··· RECORDS TO PROCESS

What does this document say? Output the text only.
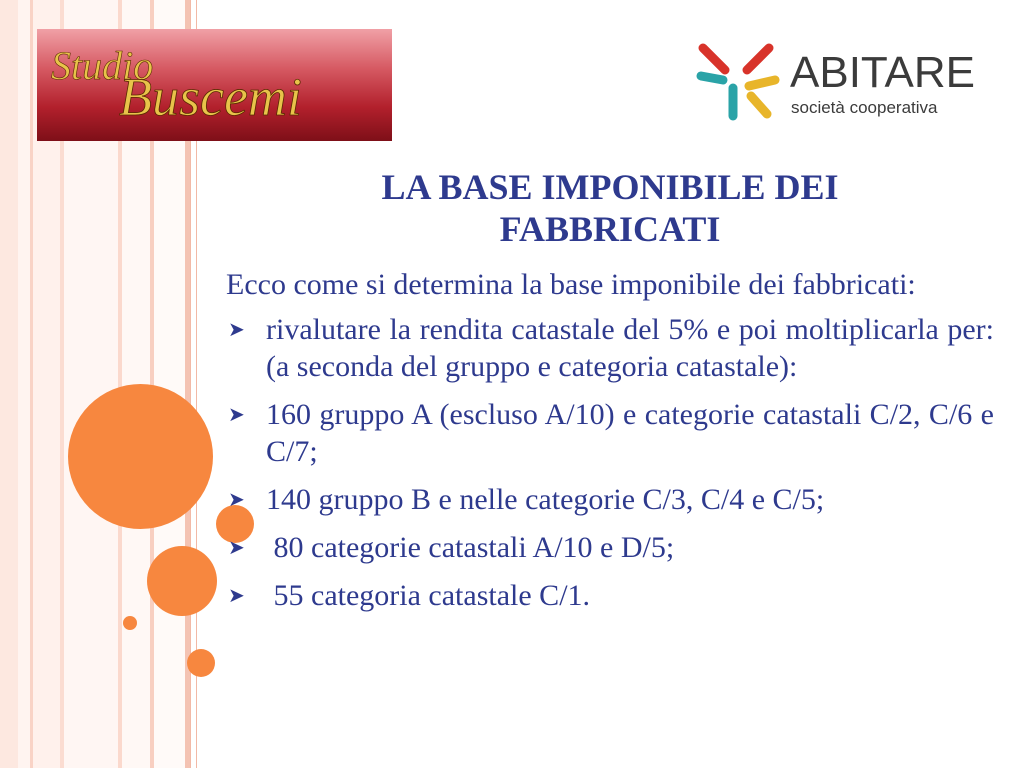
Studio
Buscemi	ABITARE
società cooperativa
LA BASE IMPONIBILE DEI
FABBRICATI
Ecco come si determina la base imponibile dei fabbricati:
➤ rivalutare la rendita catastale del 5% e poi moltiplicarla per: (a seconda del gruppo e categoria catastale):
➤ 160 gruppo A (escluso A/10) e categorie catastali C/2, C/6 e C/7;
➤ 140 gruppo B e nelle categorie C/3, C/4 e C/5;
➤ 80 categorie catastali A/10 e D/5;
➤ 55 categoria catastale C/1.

······

GOAL OF THE EXERCISE >> Reproduce the material word for word, minus the images.

RESPONSE TO THE EXERCISE >>
What does this document say? Output the text only.
Studio
Buscemi	ABITARE
società cooperativa
LA BASE IMPONIBILE DEI
FABBRICATI
Ecco come si determina la base imponibile dei fabbricati:
➤ rivalutare la rendita catastale del 5% e poi moltiplicarla per: (a seconda del gruppo e categoria catastale):
➤ 160 gruppo A (escluso A/10) e categorie catastali C/2, C/6 e C/7;
➤ 140 gruppo B e nelle categorie C/3, C/4 e C/5;
➤ 80 categorie catastali A/10 e D/5;
➤ 55 categoria catastale C/1.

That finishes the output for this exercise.